Part of a data file
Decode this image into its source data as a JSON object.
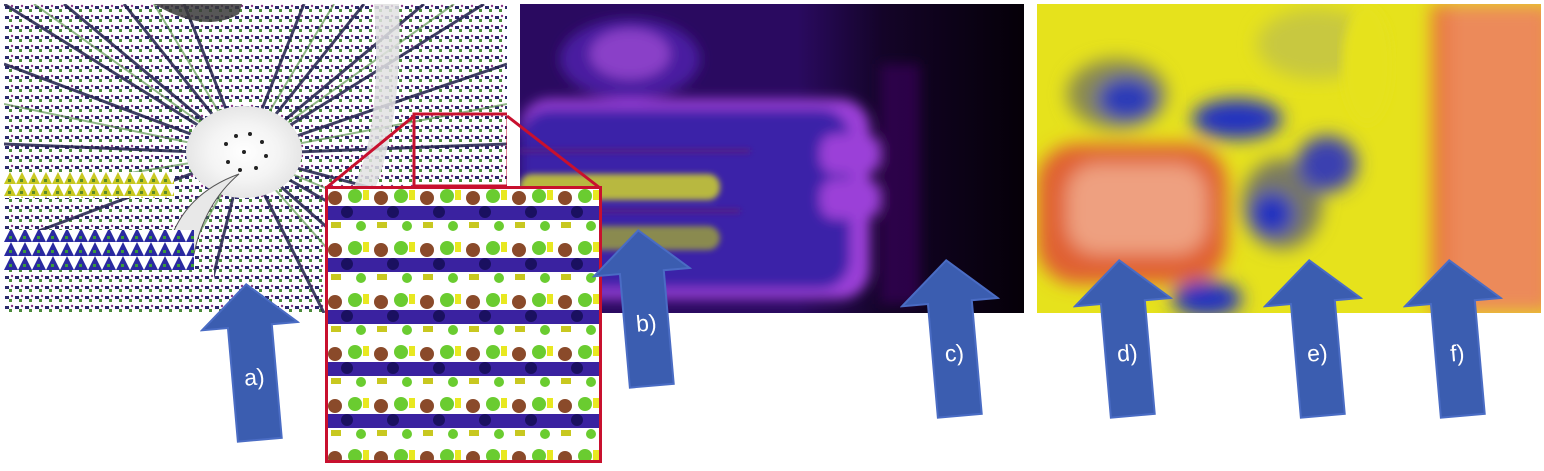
{
  "arrows": [
    {
      "id": "a",
      "label": "a)"
    },
    {
      "id": "b",
      "label": "b)"
    },
    {
      "id": "c",
      "label": "c)"
    },
    {
      "id": "d",
      "label": "d)"
    },
    {
      "id": "e",
      "label": "e)"
    },
    {
      "id": "f",
      "label": "f)"
    }
  ],
  "colors": {
    "arrow_fill": "#3b5db0",
    "arrow_edge": "#4a6cc4",
    "zoom_box": "#c8102e",
    "purple_dark": "#080010",
    "purple_mid": "#3b1fa0",
    "purple_glow": "#9b40d8",
    "heat_yellow": "#e6e21c",
    "heat_orange": "#e8703c",
    "heat_blue": "#2030c0"
  },
  "icons": [
    "arrow-up-icon"
  ]
}
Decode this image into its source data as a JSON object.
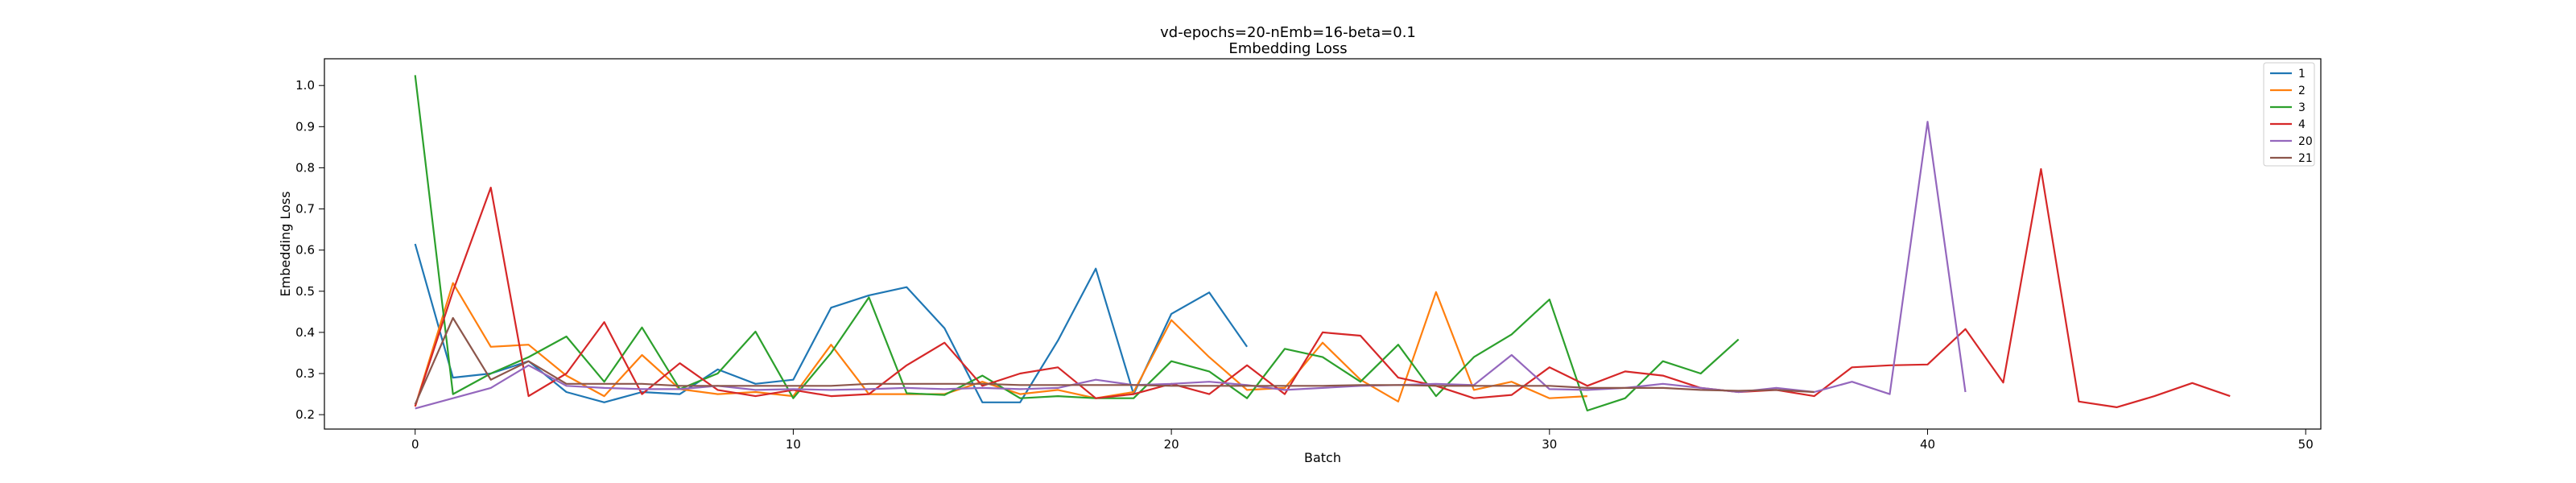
{
  "chart_data": {
    "type": "line",
    "title": "vd-epochs=20-nEmb=16-beta=0.1",
    "subtitle": "Embedding Loss",
    "xlabel": "Batch",
    "ylabel": "Embedding Loss",
    "xlim": [
      -2.4,
      50.4
    ],
    "ylim": [
      0.165,
      1.065
    ],
    "xticks": [
      0,
      10,
      20,
      30,
      40,
      50
    ],
    "yticks": [
      0.2,
      0.3,
      0.4,
      0.5,
      0.6,
      0.7,
      0.8,
      0.9,
      1.0
    ],
    "ytick_labels": [
      "0.2",
      "0.3",
      "0.4",
      "0.5",
      "0.6",
      "0.7",
      "0.8",
      "0.9",
      "1.0"
    ],
    "grid": false,
    "legend_position": "top-right",
    "series": [
      {
        "name": "1",
        "color": "#1f77b4",
        "values": [
          0.615,
          0.29,
          0.3,
          0.33,
          0.255,
          0.23,
          0.255,
          0.25,
          0.31,
          0.275,
          0.285,
          0.46,
          0.49,
          0.51,
          0.41,
          0.23,
          0.23,
          0.38,
          0.555,
          0.25,
          0.445,
          0.497,
          0.365
        ]
      },
      {
        "name": "2",
        "color": "#ff7f0e",
        "values": [
          0.22,
          0.52,
          0.365,
          0.37,
          0.295,
          0.245,
          0.345,
          0.262,
          0.25,
          0.255,
          0.245,
          0.37,
          0.25,
          0.25,
          0.25,
          0.28,
          0.25,
          0.26,
          0.24,
          0.255,
          0.43,
          0.34,
          0.26,
          0.265,
          0.375,
          0.285,
          0.232,
          0.498,
          0.26,
          0.28,
          0.24,
          0.245
        ]
      },
      {
        "name": "3",
        "color": "#2ca02c",
        "values": [
          1.025,
          0.25,
          0.3,
          0.34,
          0.39,
          0.28,
          0.412,
          0.262,
          0.3,
          0.402,
          0.24,
          0.35,
          0.485,
          0.252,
          0.248,
          0.295,
          0.24,
          0.245,
          0.24,
          0.24,
          0.33,
          0.305,
          0.24,
          0.36,
          0.34,
          0.28,
          0.37,
          0.245,
          0.34,
          0.395,
          0.48,
          0.21,
          0.24,
          0.33,
          0.3,
          0.383
        ]
      },
      {
        "name": "4",
        "color": "#d62728",
        "values": [
          0.22,
          0.5,
          0.752,
          0.245,
          0.3,
          0.425,
          0.25,
          0.325,
          0.26,
          0.245,
          0.26,
          0.245,
          0.25,
          0.32,
          0.375,
          0.27,
          0.3,
          0.315,
          0.24,
          0.25,
          0.275,
          0.25,
          0.32,
          0.25,
          0.4,
          0.392,
          0.29,
          0.27,
          0.24,
          0.248,
          0.315,
          0.27,
          0.305,
          0.295,
          0.265,
          0.255,
          0.26,
          0.245,
          0.315,
          0.32,
          0.322,
          0.408,
          0.278,
          0.797,
          0.232,
          0.218,
          0.245,
          0.277,
          0.245
        ]
      },
      {
        "name": "20",
        "color": "#9467bd",
        "values": [
          0.215,
          0.24,
          0.265,
          0.32,
          0.27,
          0.265,
          0.262,
          0.262,
          0.27,
          0.26,
          0.262,
          0.26,
          0.262,
          0.265,
          0.262,
          0.265,
          0.262,
          0.265,
          0.285,
          0.272,
          0.275,
          0.28,
          0.272,
          0.26,
          0.265,
          0.27,
          0.272,
          0.275,
          0.272,
          0.345,
          0.262,
          0.26,
          0.265,
          0.275,
          0.265,
          0.255,
          0.265,
          0.255,
          0.28,
          0.25,
          0.912,
          0.255
        ]
      },
      {
        "name": "21",
        "color": "#8c564b",
        "values": [
          0.225,
          0.435,
          0.285,
          0.33,
          0.275,
          0.275,
          0.275,
          0.27,
          0.27,
          0.27,
          0.27,
          0.27,
          0.275,
          0.275,
          0.275,
          0.275,
          0.272,
          0.272,
          0.272,
          0.272,
          0.27,
          0.27,
          0.27,
          0.27,
          0.27,
          0.272,
          0.272,
          0.27,
          0.27,
          0.27,
          0.27,
          0.265,
          0.265,
          0.265,
          0.26,
          0.258,
          0.26,
          0.255
        ]
      }
    ]
  }
}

GOAL OF THE EXERCISE: Without the pictures, repeat all the records word for word.

RESPONSE:
Decode this image into its source data as a JSON object.
{
  "arrows": [
    {
      "id": "a",
      "label": "a)"
    },
    {
      "id": "b",
      "label": "b)"
    },
    {
      "id": "c",
      "label": "c)"
    },
    {
      "id": "d",
      "label": "d)"
    },
    {
      "id": "e",
      "label": "e)"
    },
    {
      "id": "f",
      "label": "f)"
    }
  ],
  "colors": {
    "arrow_fill": "#3b5db0",
    "arrow_edge": "#4a6cc4",
    "zoom_box": "#c8102e",
    "purple_dark": "#080010",
    "purple_mid": "#3b1fa0",
    "purple_glow": "#9b40d8",
    "heat_yellow": "#e6e21c",
    "heat_orange": "#e8703c",
    "heat_blue": "#2030c0"
  },
  "icons": [
    "arrow-up-icon"
  ]
}
Decode this image into its source data as a JSON object.
{
  "chart_data": {
    "type": "line",
    "title": "vd-epochs=20-nEmb=16-beta=0.1",
    "subtitle": "Embedding Loss",
    "xlabel": "Batch",
    "ylabel": "Embedding Loss",
    "xlim": [
      -2.4,
      50.4
    ],
    "ylim": [
      0.165,
      1.065
    ],
    "xticks": [
      0,
      10,
      20,
      30,
      40,
      50
    ],
    "yticks": [
      0.2,
      0.3,
      0.4,
      0.5,
      0.6,
      0.7,
      0.8,
      0.9,
      1.0
    ],
    "ytick_labels": [
      "0.2",
      "0.3",
      "0.4",
      "0.5",
      "0.6",
      "0.7",
      "0.8",
      "0.9",
      "1.0"
    ],
    "grid": false,
    "legend_position": "top-right",
    "series": [
      {
        "name": "1",
        "color": "#1f77b4",
        "values": [
          0.615,
          0.29,
          0.3,
          0.33,
          0.255,
          0.23,
          0.255,
          0.25,
          0.31,
          0.275,
          0.285,
          0.46,
          0.49,
          0.51,
          0.41,
          0.23,
          0.23,
          0.38,
          0.555,
          0.25,
          0.445,
          0.497,
          0.365
        ]
      },
      {
        "name": "2",
        "color": "#ff7f0e",
        "values": [
          0.22,
          0.52,
          0.365,
          0.37,
          0.295,
          0.245,
          0.345,
          0.262,
          0.25,
          0.255,
          0.245,
          0.37,
          0.25,
          0.25,
          0.25,
          0.28,
          0.25,
          0.26,
          0.24,
          0.255,
          0.43,
          0.34,
          0.26,
          0.265,
          0.375,
          0.285,
          0.232,
          0.498,
          0.26,
          0.28,
          0.24,
          0.245
        ]
      },
      {
        "name": "3",
        "color": "#2ca02c",
        "values": [
          1.025,
          0.25,
          0.3,
          0.34,
          0.39,
          0.28,
          0.412,
          0.262,
          0.3,
          0.402,
          0.24,
          0.35,
          0.485,
          0.252,
          0.248,
          0.295,
          0.24,
          0.245,
          0.24,
          0.24,
          0.33,
          0.305,
          0.24,
          0.36,
          0.34,
          0.28,
          0.37,
          0.245,
          0.34,
          0.395,
          0.48,
          0.21,
          0.24,
          0.33,
          0.3,
          0.383
        ]
      },
      {
        "name": "4",
        "color": "#d62728",
        "values": [
          0.22,
          0.5,
          0.752,
          0.245,
          0.3,
          0.425,
          0.25,
          0.325,
          0.26,
          0.245,
          0.26,
          0.245,
          0.25,
          0.32,
          0.375,
          0.27,
          0.3,
          0.315,
          0.24,
          0.25,
          0.275,
          0.25,
          0.32,
          0.25,
          0.4,
          0.392,
          0.29,
          0.27,
          0.24,
          0.248,
          0.315,
          0.27,
          0.305,
          0.295,
          0.265,
          0.255,
          0.26,
          0.245,
          0.315,
          0.32,
          0.322,
          0.408,
          0.278,
          0.797,
          0.232,
          0.218,
          0.245,
          0.277,
          0.245
        ]
      },
      {
        "name": "20",
        "color": "#9467bd",
        "values": [
          0.215,
          0.24,
          0.265,
          0.32,
          0.27,
          0.265,
          0.262,
          0.262,
          0.27,
          0.26,
          0.262,
          0.26,
          0.262,
          0.265,
          0.262,
          0.265,
          0.262,
          0.265,
          0.285,
          0.272,
          0.275,
          0.28,
          0.272,
          0.26,
          0.265,
          0.27,
          0.272,
          0.275,
          0.272,
          0.345,
          0.262,
          0.26,
          0.265,
          0.275,
          0.265,
          0.255,
          0.265,
          0.255,
          0.28,
          0.25,
          0.912,
          0.255
        ]
      },
      {
        "name": "21",
        "color": "#8c564b",
        "values": [
          0.225,
          0.435,
          0.285,
          0.33,
          0.275,
          0.275,
          0.275,
          0.27,
          0.27,
          0.27,
          0.27,
          0.27,
          0.275,
          0.275,
          0.275,
          0.275,
          0.272,
          0.272,
          0.272,
          0.272,
          0.27,
          0.27,
          0.27,
          0.27,
          0.27,
          0.272,
          0.272,
          0.27,
          0.27,
          0.27,
          0.27,
          0.265,
          0.265,
          0.265,
          0.26,
          0.258,
          0.26,
          0.255
        ]
      }
    ]
  }
}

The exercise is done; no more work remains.